┌─ Records for processing

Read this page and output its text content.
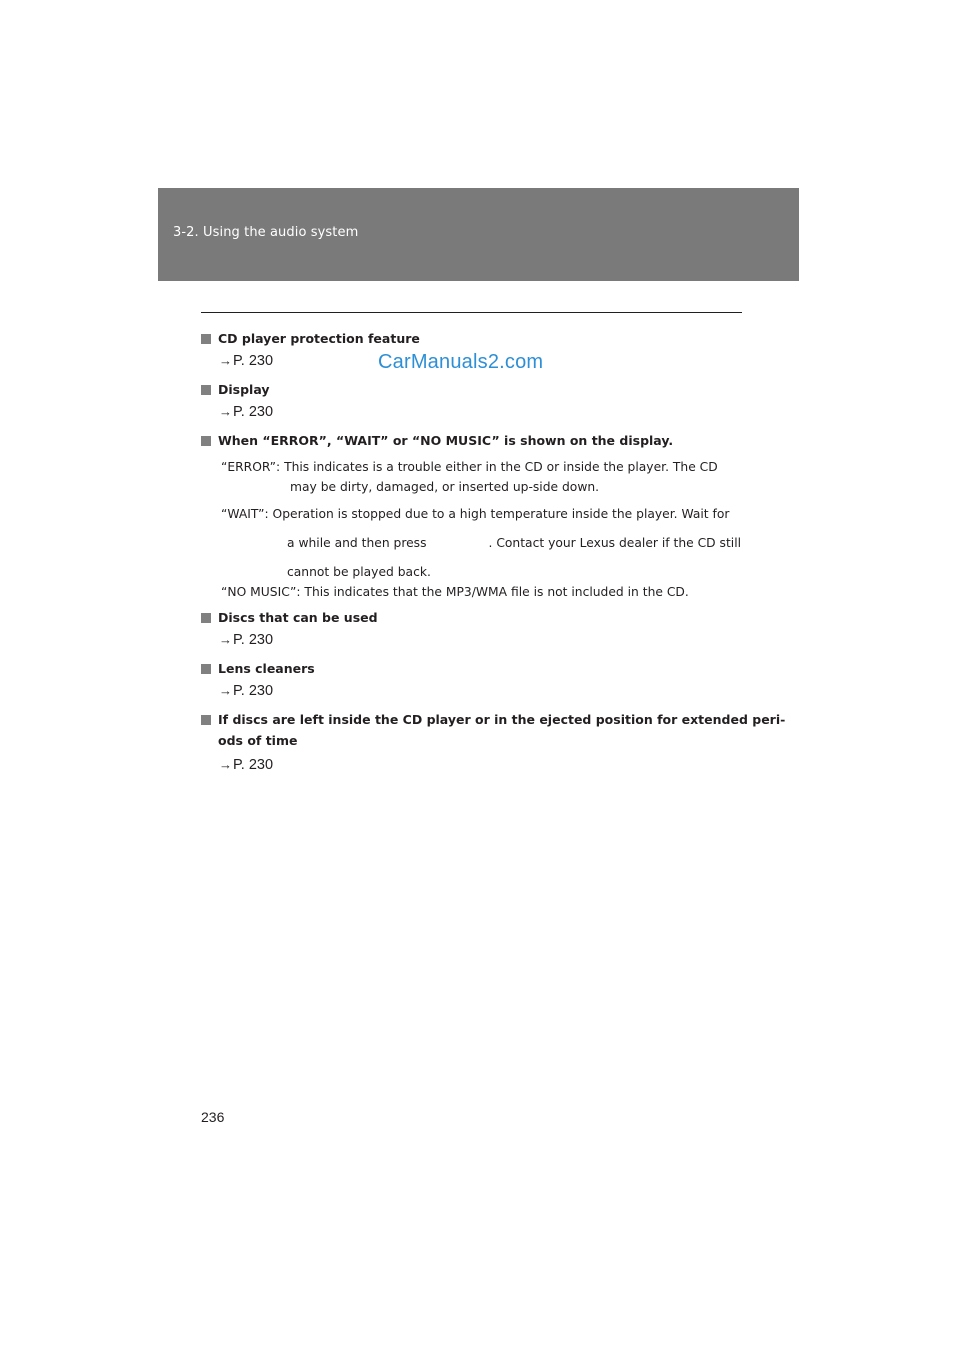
3-2. Using the audio system
CarManuals2.com
CD player protection feature
→P. 230
Display
→P. 230
When “ERROR”, “WAIT” or “NO MUSIC” is shown on the display.
“ERROR”: This indicates is a trouble either in the CD or inside the player. The CD
may be dirty, damaged, or inserted up-side down.
“WAIT”: Operation is stopped due to a high temperature inside the player. Wait for
a while and then press	. Contact your Lexus dealer if the CD still
cannot be played back.
“NO MUSIC”: This indicates that the MP3/WMA file is not included in the CD.
Discs that can be used
→P. 230
Lens cleaners
→P. 230
If discs are left inside the CD player or in the ejected position for extended peri-
ods of time
→P. 230
236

└─

:: Job ::
Check each line of the records for the word "ERROR" and extract those that contain it.

:: Solution for this exercise ::
When “ERROR”, “WAIT” or “NO MUSIC” is shown on the display.
“ERROR”: This indicates is a trouble either in the CD or inside the player. The CD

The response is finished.